==== Provided material ====
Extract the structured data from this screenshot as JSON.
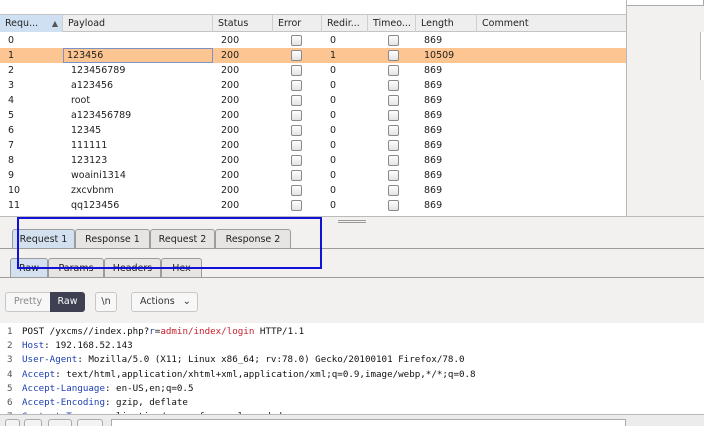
{
  "results": {
    "columns": [
      "Requ...",
      "Payload",
      "Status",
      "Error",
      "Redir...",
      "Timeo...",
      "Length",
      "Comment"
    ],
    "rows": [
      {
        "req": "0",
        "payload": "",
        "status": "200",
        "redir": "0",
        "length": "869"
      },
      {
        "req": "1",
        "payload": "123456",
        "status": "200",
        "redir": "1",
        "length": "10509"
      },
      {
        "req": "2",
        "payload": "123456789",
        "status": "200",
        "redir": "0",
        "length": "869"
      },
      {
        "req": "3",
        "payload": "a123456",
        "status": "200",
        "redir": "0",
        "length": "869"
      },
      {
        "req": "4",
        "payload": "root",
        "status": "200",
        "redir": "0",
        "length": "869"
      },
      {
        "req": "5",
        "payload": "a123456789",
        "status": "200",
        "redir": "0",
        "length": "869"
      },
      {
        "req": "6",
        "payload": "12345",
        "status": "200",
        "redir": "0",
        "length": "869"
      },
      {
        "req": "7",
        "payload": "111111",
        "status": "200",
        "redir": "0",
        "length": "869"
      },
      {
        "req": "8",
        "payload": "123123",
        "status": "200",
        "redir": "0",
        "length": "869"
      },
      {
        "req": "9",
        "payload": "woaini1314",
        "status": "200",
        "redir": "0",
        "length": "869"
      },
      {
        "req": "10",
        "payload": "zxcvbnm",
        "status": "200",
        "redir": "0",
        "length": "869"
      },
      {
        "req": "11",
        "payload": "qq123456",
        "status": "200",
        "redir": "0",
        "length": "869"
      }
    ],
    "selected_row": 1
  },
  "tabs": [
    "Request 1",
    "Response 1",
    "Request 2",
    "Response 2"
  ],
  "subtabs": [
    "Raw",
    "Params",
    "Headers",
    "Hex"
  ],
  "toolbar": {
    "pretty": "Pretty",
    "raw": "Raw",
    "newline": "\\n",
    "actions": "Actions",
    "actions_icon": "chevron-down-icon"
  },
  "editor": {
    "lines": [
      {
        "num": "1",
        "parts": [
          {
            "t": "POST /yxcms//index.php?",
            "c": ""
          },
          {
            "t": "r",
            "c": "k"
          },
          {
            "t": "=",
            "c": ""
          },
          {
            "t": "admin/index/login",
            "c": "red"
          },
          {
            "t": " HTTP/1.1",
            "c": ""
          }
        ]
      },
      {
        "num": "2",
        "parts": [
          {
            "t": "Host",
            "c": "k"
          },
          {
            "t": ": 192.168.52.143",
            "c": ""
          }
        ]
      },
      {
        "num": "3",
        "parts": [
          {
            "t": "User-Agent",
            "c": "k"
          },
          {
            "t": ": Mozilla/5.0 (X11; Linux x86_64; rv:78.0) Gecko/20100101 Firefox/78.0",
            "c": ""
          }
        ]
      },
      {
        "num": "4",
        "parts": [
          {
            "t": "Accept",
            "c": "k"
          },
          {
            "t": ": text/html,application/xhtml+xml,application/xml;q=0.9,image/webp,*/*;q=0.8",
            "c": ""
          }
        ]
      },
      {
        "num": "5",
        "parts": [
          {
            "t": "Accept-Language",
            "c": "k"
          },
          {
            "t": ": en-US,en;q=0.5",
            "c": ""
          }
        ]
      },
      {
        "num": "6",
        "parts": [
          {
            "t": "Accept-Encoding",
            "c": "k"
          },
          {
            "t": ": gzip, deflate",
            "c": ""
          }
        ]
      },
      {
        "num": "7",
        "parts": [
          {
            "t": "Content-Type",
            "c": "k"
          },
          {
            "t": ": application/x-www-form-urlencoded",
            "c": ""
          }
        ]
      }
    ]
  },
  "colors": {
    "selected_row": "#fcc591",
    "highlight_box": "#1212d6",
    "header_keyword": "#1d3fb2",
    "url_path": "#c71e2b"
  }
}
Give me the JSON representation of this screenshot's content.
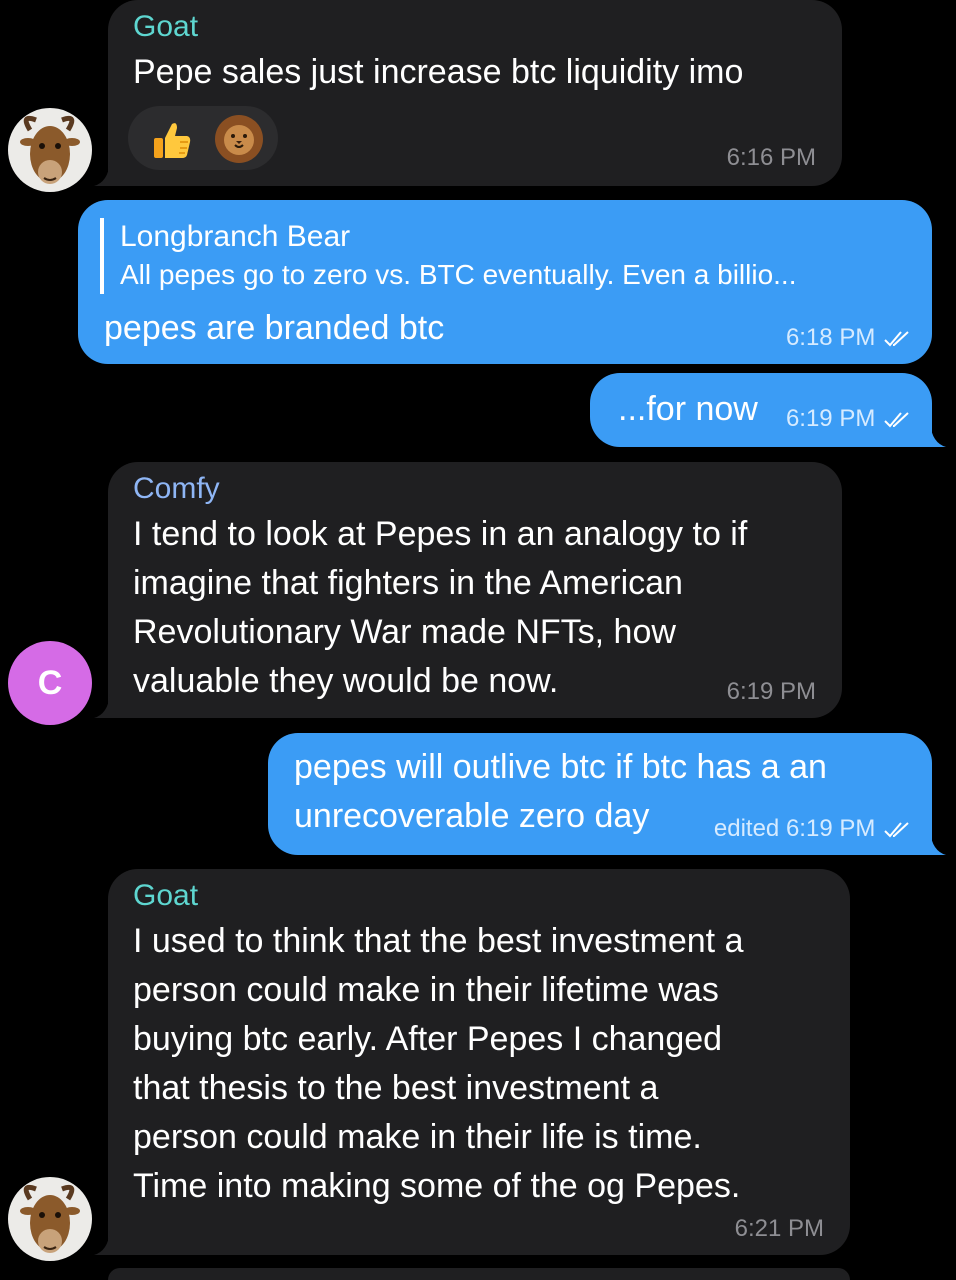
{
  "messages": [
    {
      "sender": "Goat",
      "text": "Pepe sales just increase btc liquidity imo",
      "time": "6:16 PM",
      "reactions": [
        "thumbs-up-icon",
        "lion-icon"
      ]
    },
    {
      "reply_to": {
        "name": "Longbranch Bear",
        "text": "All pepes go to zero vs. BTC eventually.  Even a billio..."
      },
      "text": "pepes are branded btc",
      "time": "6:18 PM"
    },
    {
      "text": "...for now",
      "time": "6:19 PM"
    },
    {
      "sender": "Comfy",
      "avatar_letter": "C",
      "lines": [
        "I tend to look at Pepes in an analogy to if",
        "imagine that fighters in the American",
        "Revolutionary War made NFTs, how",
        "valuable they would be now."
      ],
      "time": "6:19 PM"
    },
    {
      "lines": [
        "pepes will outlive btc if btc has a an",
        "unrecoverable zero day"
      ],
      "time": "edited 6:19 PM"
    },
    {
      "sender": "Goat",
      "lines": [
        "I used to think that the best investment a",
        "person could make in their lifetime was",
        "buying btc early. After Pepes I changed",
        "that thesis to the best investment a",
        "person could make in their life is time.",
        "Time into making some of the og Pepes."
      ],
      "time": "6:21 PM"
    }
  ],
  "colors": {
    "background": "#000000",
    "incoming_bubble": "#1f1f21",
    "outgoing_bubble": "#3b9cf5",
    "goat_name": "#5ed6d0",
    "comfy_name": "#8fb6f5",
    "comfy_avatar": "#d56be6"
  }
}
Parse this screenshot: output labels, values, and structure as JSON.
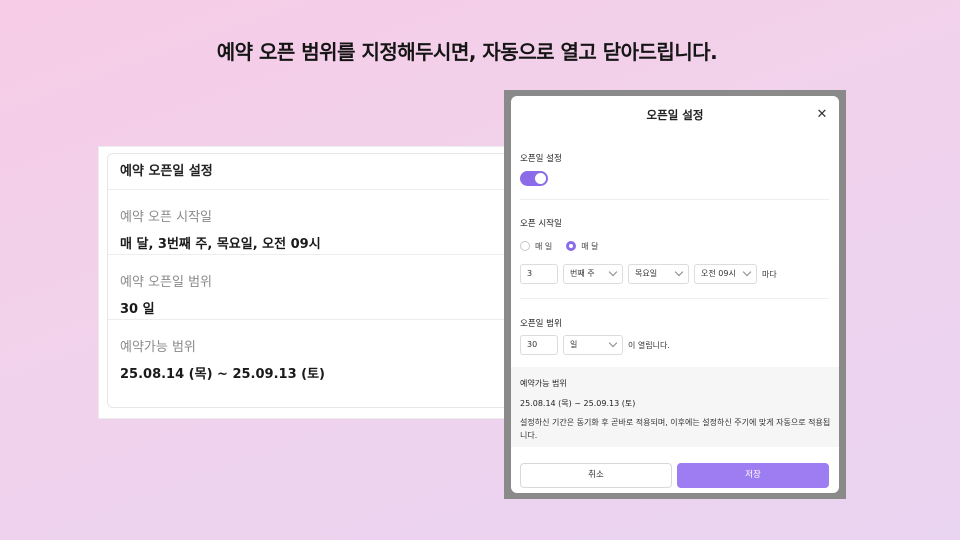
{
  "headline": "예약 오픈 범위를 지정해두시면, 자동으로 열고 닫아드립니다.",
  "left_card": {
    "title": "예약 오픈일 설정",
    "sections": [
      {
        "label": "예약 오픈 시작일",
        "value": "매 달, 3번째 주, 목요일, 오전 09시"
      },
      {
        "label": "예약 오픈일 범위",
        "value": "30 일"
      },
      {
        "label": "예약가능 범위",
        "value": "25.08.14 (목) ~ 25.09.13 (토)"
      }
    ]
  },
  "modal": {
    "title": "오픈일 설정",
    "close_icon": "close-icon",
    "open_setting_label": "오픈일 설정",
    "toggle_on": true,
    "start_label": "오픈 시작일",
    "radio_options": [
      "매 일",
      "매 달"
    ],
    "radio_selected": "매 달",
    "week_number": "3",
    "week_select": "번째 주",
    "weekday_select": "목요일",
    "time_select": "오전 09시",
    "suffix_every": "마다",
    "range_label": "오픈일 범위",
    "range_value": "30",
    "range_unit": "일",
    "range_suffix": "이 열립니다.",
    "available_title": "예약가능 범위",
    "available_range": "25.08.14 (목) ~ 25.09.13 (토)",
    "note": "설정하신 기간은 동기화 후 곧바로 적용되며, 이후에는 설정하신 주기에 맞게 자동으로 적용됩니다.",
    "cancel_label": "취소",
    "save_label": "저장"
  },
  "colors": {
    "accent": "#8b6be8",
    "save_button": "#9e7cf2",
    "overlay": "#8a8a8a"
  }
}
====
_Stated goal_: Copy all the lines of data exactly as they appear, dropping any images.

_Expected output_:
Extract the structured data from this screenshot as JSON.
{
  "results": {
    "columns": [
      "Requ...",
      "Payload",
      "Status",
      "Error",
      "Redir...",
      "Timeo...",
      "Length",
      "Comment"
    ],
    "rows": [
      {
        "req": "0",
        "payload": "",
        "status": "200",
        "redir": "0",
        "length": "869"
      },
      {
        "req": "1",
        "payload": "123456",
        "status": "200",
        "redir": "1",
        "length": "10509"
      },
      {
        "req": "2",
        "payload": "123456789",
        "status": "200",
        "redir": "0",
        "length": "869"
      },
      {
        "req": "3",
        "payload": "a123456",
        "status": "200",
        "redir": "0",
        "length": "869"
      },
      {
        "req": "4",
        "payload": "root",
        "status": "200",
        "redir": "0",
        "length": "869"
      },
      {
        "req": "5",
        "payload": "a123456789",
        "status": "200",
        "redir": "0",
        "length": "869"
      },
      {
        "req": "6",
        "payload": "12345",
        "status": "200",
        "redir": "0",
        "length": "869"
      },
      {
        "req": "7",
        "payload": "111111",
        "status": "200",
        "redir": "0",
        "length": "869"
      },
      {
        "req": "8",
        "payload": "123123",
        "status": "200",
        "redir": "0",
        "length": "869"
      },
      {
        "req": "9",
        "payload": "woaini1314",
        "status": "200",
        "redir": "0",
        "length": "869"
      },
      {
        "req": "10",
        "payload": "zxcvbnm",
        "status": "200",
        "redir": "0",
        "length": "869"
      },
      {
        "req": "11",
        "payload": "qq123456",
        "status": "200",
        "redir": "0",
        "length": "869"
      }
    ],
    "selected_row": 1
  },
  "tabs": [
    "Request 1",
    "Response 1",
    "Request 2",
    "Response 2"
  ],
  "subtabs": [
    "Raw",
    "Params",
    "Headers",
    "Hex"
  ],
  "toolbar": {
    "pretty": "Pretty",
    "raw": "Raw",
    "newline": "\\n",
    "actions": "Actions",
    "actions_icon": "chevron-down-icon"
  },
  "editor": {
    "lines": [
      {
        "num": "1",
        "parts": [
          {
            "t": "POST /yxcms//index.php?",
            "c": ""
          },
          {
            "t": "r",
            "c": "k"
          },
          {
            "t": "=",
            "c": ""
          },
          {
            "t": "admin/index/login",
            "c": "red"
          },
          {
            "t": " HTTP/1.1",
            "c": ""
          }
        ]
      },
      {
        "num": "2",
        "parts": [
          {
            "t": "Host",
            "c": "k"
          },
          {
            "t": ": 192.168.52.143",
            "c": ""
          }
        ]
      },
      {
        "num": "3",
        "parts": [
          {
            "t": "User-Agent",
            "c": "k"
          },
          {
            "t": ": Mozilla/5.0 (X11; Linux x86_64; rv:78.0) Gecko/20100101 Firefox/78.0",
            "c": ""
          }
        ]
      },
      {
        "num": "4",
        "parts": [
          {
            "t": "Accept",
            "c": "k"
          },
          {
            "t": ": text/html,application/xhtml+xml,application/xml;q=0.9,image/webp,*/*;q=0.8",
            "c": ""
          }
        ]
      },
      {
        "num": "5",
        "parts": [
          {
            "t": "Accept-Language",
            "c": "k"
          },
          {
            "t": ": en-US,en;q=0.5",
            "c": ""
          }
        ]
      },
      {
        "num": "6",
        "parts": [
          {
            "t": "Accept-Encoding",
            "c": "k"
          },
          {
            "t": ": gzip, deflate",
            "c": ""
          }
        ]
      },
      {
        "num": "7",
        "parts": [
          {
            "t": "Content-Type",
            "c": "k"
          },
          {
            "t": ": application/x-www-form-urlencoded",
            "c": ""
          }
        ]
      }
    ]
  },
  "colors": {
    "selected_row": "#fcc591",
    "highlight_box": "#1212d6",
    "header_keyword": "#1d3fb2",
    "url_path": "#c71e2b"
  }
}
Give me the JSON representation of this screenshot's content.
{
  "messages": [
    {
      "sender": "Goat",
      "text": "Pepe sales just increase btc liquidity imo",
      "time": "6:16 PM",
      "reactions": [
        "thumbs-up-icon",
        "lion-icon"
      ]
    },
    {
      "reply_to": {
        "name": "Longbranch Bear",
        "text": "All pepes go to zero vs. BTC eventually.  Even a billio..."
      },
      "text": "pepes are branded btc",
      "time": "6:18 PM"
    },
    {
      "text": "...for now",
      "time": "6:19 PM"
    },
    {
      "sender": "Comfy",
      "avatar_letter": "C",
      "lines": [
        "I tend to look at Pepes in an analogy to if",
        "imagine that fighters in the American",
        "Revolutionary War made NFTs, how",
        "valuable they would be now."
      ],
      "time": "6:19 PM"
    },
    {
      "lines": [
        "pepes will outlive btc if btc has a an",
        "unrecoverable zero day"
      ],
      "time": "edited 6:19 PM"
    },
    {
      "sender": "Goat",
      "lines": [
        "I used to think that the best investment a",
        "person could make in their lifetime was",
        "buying btc early. After Pepes I changed",
        "that thesis to the best investment a",
        "person could make in their life is time.",
        "Time into making some of the og Pepes."
      ],
      "time": "6:21 PM"
    }
  ],
  "colors": {
    "background": "#000000",
    "incoming_bubble": "#1f1f21",
    "outgoing_bubble": "#3b9cf5",
    "goat_name": "#5ed6d0",
    "comfy_name": "#8fb6f5",
    "comfy_avatar": "#d56be6"
  }
}
Parse this screenshot: output labels, values, and structure as JSON.
{
  "headline": "예약 오픈 범위를 지정해두시면, 자동으로 열고 닫아드립니다.",
  "left_card": {
    "title": "예약 오픈일 설정",
    "sections": [
      {
        "label": "예약 오픈 시작일",
        "value": "매 달, 3번째 주, 목요일, 오전 09시"
      },
      {
        "label": "예약 오픈일 범위",
        "value": "30 일"
      },
      {
        "label": "예약가능 범위",
        "value": "25.08.14 (목) ~ 25.09.13 (토)"
      }
    ]
  },
  "modal": {
    "title": "오픈일 설정",
    "close_icon": "close-icon",
    "open_setting_label": "오픈일 설정",
    "toggle_on": true,
    "start_label": "오픈 시작일",
    "radio_options": [
      "매 일",
      "매 달"
    ],
    "radio_selected": "매 달",
    "week_number": "3",
    "week_select": "번째 주",
    "weekday_select": "목요일",
    "time_select": "오전 09시",
    "suffix_every": "마다",
    "range_label": "오픈일 범위",
    "range_value": "30",
    "range_unit": "일",
    "range_suffix": "이 열립니다.",
    "available_title": "예약가능 범위",
    "available_range": "25.08.14 (목) ~ 25.09.13 (토)",
    "note": "설정하신 기간은 동기화 후 곧바로 적용되며, 이후에는 설정하신 주기에 맞게 자동으로 적용됩니다.",
    "cancel_label": "취소",
    "save_label": "저장"
  },
  "colors": {
    "accent": "#8b6be8",
    "save_button": "#9e7cf2",
    "overlay": "#8a8a8a"
  }
}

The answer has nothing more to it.